_GIVEN TASK_
Without the images, output each record below as it stands.

_EXTRACTED INFORMATION_
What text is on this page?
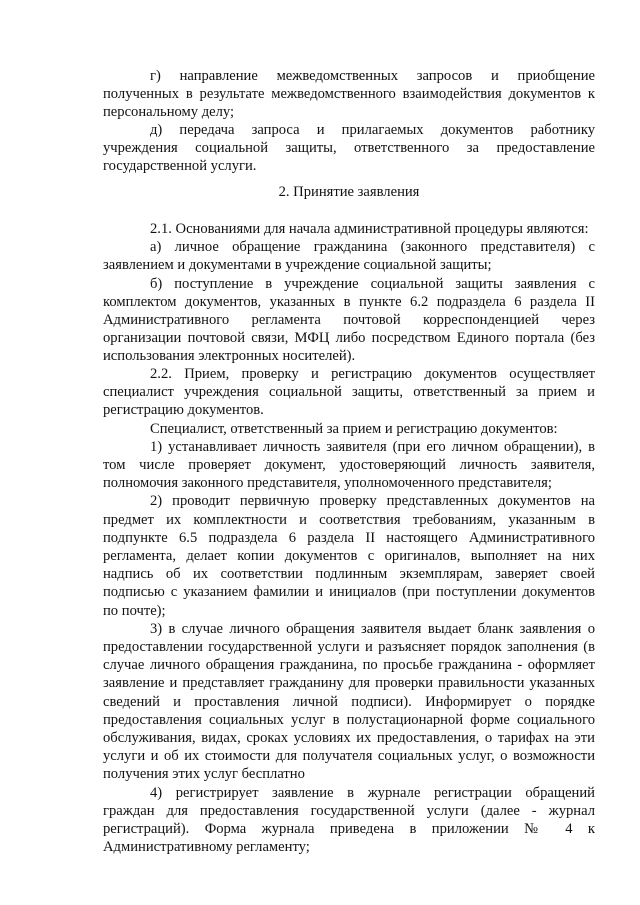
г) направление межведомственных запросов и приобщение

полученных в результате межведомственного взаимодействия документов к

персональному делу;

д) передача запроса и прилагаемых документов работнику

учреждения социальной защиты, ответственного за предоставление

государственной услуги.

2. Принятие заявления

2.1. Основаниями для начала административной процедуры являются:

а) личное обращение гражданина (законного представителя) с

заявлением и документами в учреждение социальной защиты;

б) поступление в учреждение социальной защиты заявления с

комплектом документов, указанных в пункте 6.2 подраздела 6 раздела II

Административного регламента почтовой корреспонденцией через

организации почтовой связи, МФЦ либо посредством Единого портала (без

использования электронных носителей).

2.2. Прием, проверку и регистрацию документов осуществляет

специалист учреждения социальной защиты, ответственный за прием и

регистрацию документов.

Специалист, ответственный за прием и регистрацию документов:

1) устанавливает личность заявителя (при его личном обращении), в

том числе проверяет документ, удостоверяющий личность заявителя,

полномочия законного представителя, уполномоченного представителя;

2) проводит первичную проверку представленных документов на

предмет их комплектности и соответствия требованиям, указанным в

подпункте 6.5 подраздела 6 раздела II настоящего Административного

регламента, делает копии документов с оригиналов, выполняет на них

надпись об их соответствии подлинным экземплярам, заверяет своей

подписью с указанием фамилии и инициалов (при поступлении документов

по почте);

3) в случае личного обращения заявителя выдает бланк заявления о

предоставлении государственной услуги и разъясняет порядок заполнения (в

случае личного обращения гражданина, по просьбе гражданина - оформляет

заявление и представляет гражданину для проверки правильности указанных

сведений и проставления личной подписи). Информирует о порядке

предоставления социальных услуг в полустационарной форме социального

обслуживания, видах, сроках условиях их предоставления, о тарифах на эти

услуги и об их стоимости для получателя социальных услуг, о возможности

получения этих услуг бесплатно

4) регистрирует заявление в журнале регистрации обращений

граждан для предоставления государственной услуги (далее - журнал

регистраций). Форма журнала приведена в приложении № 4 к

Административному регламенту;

_ANSWER TO THE PROBLEM_
What text is on this page?
г) направление межведомственных запросов и приобщение

полученных в результате межведомственного взаимодействия документов к

персональному делу;

д) передача запроса и прилагаемых документов работнику

учреждения социальной защиты, ответственного за предоставление

государственной услуги.

2. Принятие заявления

2.1. Основаниями для начала административной процедуры являются:

а) личное обращение гражданина (законного представителя) с

заявлением и документами в учреждение социальной защиты;

б) поступление в учреждение социальной защиты заявления с

комплектом документов, указанных в пункте 6.2 подраздела 6 раздела II

Административного регламента почтовой корреспонденцией через

организации почтовой связи, МФЦ либо посредством Единого портала (без

использования электронных носителей).

2.2. Прием, проверку и регистрацию документов осуществляет

специалист учреждения социальной защиты, ответственный за прием и

регистрацию документов.

Специалист, ответственный за прием и регистрацию документов:

1) устанавливает личность заявителя (при его личном обращении), в

том числе проверяет документ, удостоверяющий личность заявителя,

полномочия законного представителя, уполномоченного представителя;

2) проводит первичную проверку представленных документов на

предмет их комплектности и соответствия требованиям, указанным в

подпункте 6.5 подраздела 6 раздела II настоящего Административного

регламента, делает копии документов с оригиналов, выполняет на них

надпись об их соответствии подлинным экземплярам, заверяет своей

подписью с указанием фамилии и инициалов (при поступлении документов

по почте);

3) в случае личного обращения заявителя выдает бланк заявления о

предоставлении государственной услуги и разъясняет порядок заполнения (в

случае личного обращения гражданина, по просьбе гражданина - оформляет

заявление и представляет гражданину для проверки правильности указанных

сведений и проставления личной подписи). Информирует о порядке

предоставления социальных услуг в полустационарной форме социального

обслуживания, видах, сроках условиях их предоставления, о тарифах на эти

услуги и об их стоимости для получателя социальных услуг, о возможности

получения этих услуг бесплатно

4) регистрирует заявление в журнале регистрации обращений

граждан для предоставления государственной услуги (далее - журнал

регистраций). Форма журнала приведена в приложении № 4 к

Административному регламенту;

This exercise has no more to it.